(Dataset records)
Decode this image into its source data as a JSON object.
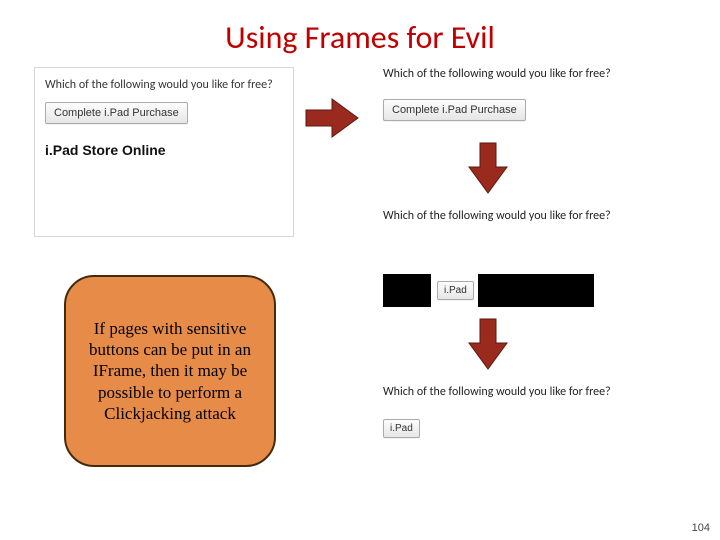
{
  "title": "Using Frames for Evil",
  "left_panel": {
    "question": "Which of the following would you like for free?",
    "button_label": "Complete i.Pad Purchase",
    "store_line": "i.Pad Store Online"
  },
  "right": {
    "q1": "Which of the following would you like for free?",
    "btn1": "Complete i.Pad Purchase",
    "q2": "Which of the following would you like for free?",
    "btn2": "i.Pad",
    "q3": "Which of the following would you like for free?",
    "btn3": "i.Pad"
  },
  "callout": "If pages with sensitive buttons can be put in an IFrame, then it may be possible to perform a Clickjacking attack",
  "page_number": "104"
}
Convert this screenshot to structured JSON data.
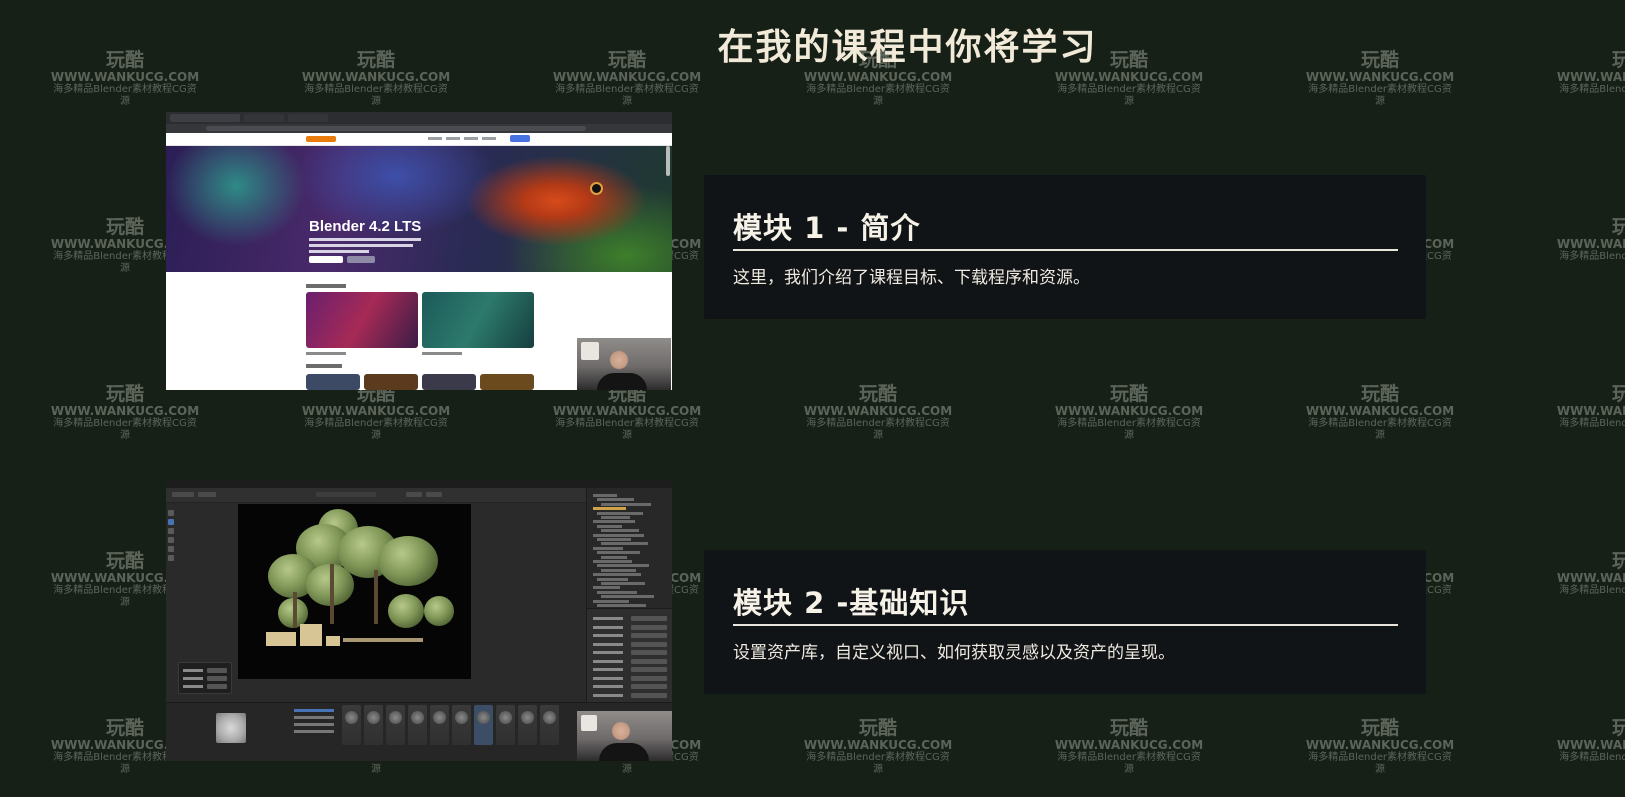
{
  "page": {
    "title": "在我的课程中你将学习"
  },
  "modules": [
    {
      "title": "模块 1 - 简介",
      "description": "这里，我们介绍了课程目标、下载程序和资源。"
    },
    {
      "title": "模块 2 -基础知识",
      "description": "设置资产库，自定义视口、如何获取灵感以及资产的呈现。"
    }
  ],
  "screenshot_1": {
    "hero_title": "Blender 4.2 LTS"
  },
  "watermark": {
    "logo": "玩酷",
    "url": "WWW.WANKUCG.COM",
    "sub": "海多精品Blender素材教程CG资源"
  },
  "colors": {
    "background": "#162016",
    "card": "#111417",
    "title": "#f1ead8"
  }
}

_EXERCISE REQUIREMENTS_
Repeat the data exactly, excluding the pictures.

_TASK RESPONSE_
Decode this image into its source data as a JSON object.
{
  "title": "Using Frames for Evil",
  "left_panel": {
    "question": "Which of the following would you like for free?",
    "button_label": "Complete i.Pad Purchase",
    "store_line": "i.Pad Store Online"
  },
  "right": {
    "q1": "Which of the following would you like for free?",
    "btn1": "Complete i.Pad Purchase",
    "q2": "Which of the following would you like for free?",
    "btn2": "i.Pad",
    "q3": "Which of the following would you like for free?",
    "btn3": "i.Pad"
  },
  "callout": "If pages with sensitive buttons can be put in an IFrame, then it may be possible to perform a Clickjacking attack",
  "page_number": "104"
}
Convert this screenshot to structured JSON data.
{
  "page": {
    "title": "在我的课程中你将学习"
  },
  "modules": [
    {
      "title": "模块 1 - 简介",
      "description": "这里，我们介绍了课程目标、下载程序和资源。"
    },
    {
      "title": "模块 2 -基础知识",
      "description": "设置资产库，自定义视口、如何获取灵感以及资产的呈现。"
    }
  ],
  "screenshot_1": {
    "hero_title": "Blender 4.2 LTS"
  },
  "watermark": {
    "logo": "玩酷",
    "url": "WWW.WANKUCG.COM",
    "sub": "海多精品Blender素材教程CG资源"
  },
  "colors": {
    "background": "#162016",
    "card": "#111417",
    "title": "#f1ead8"
  }
}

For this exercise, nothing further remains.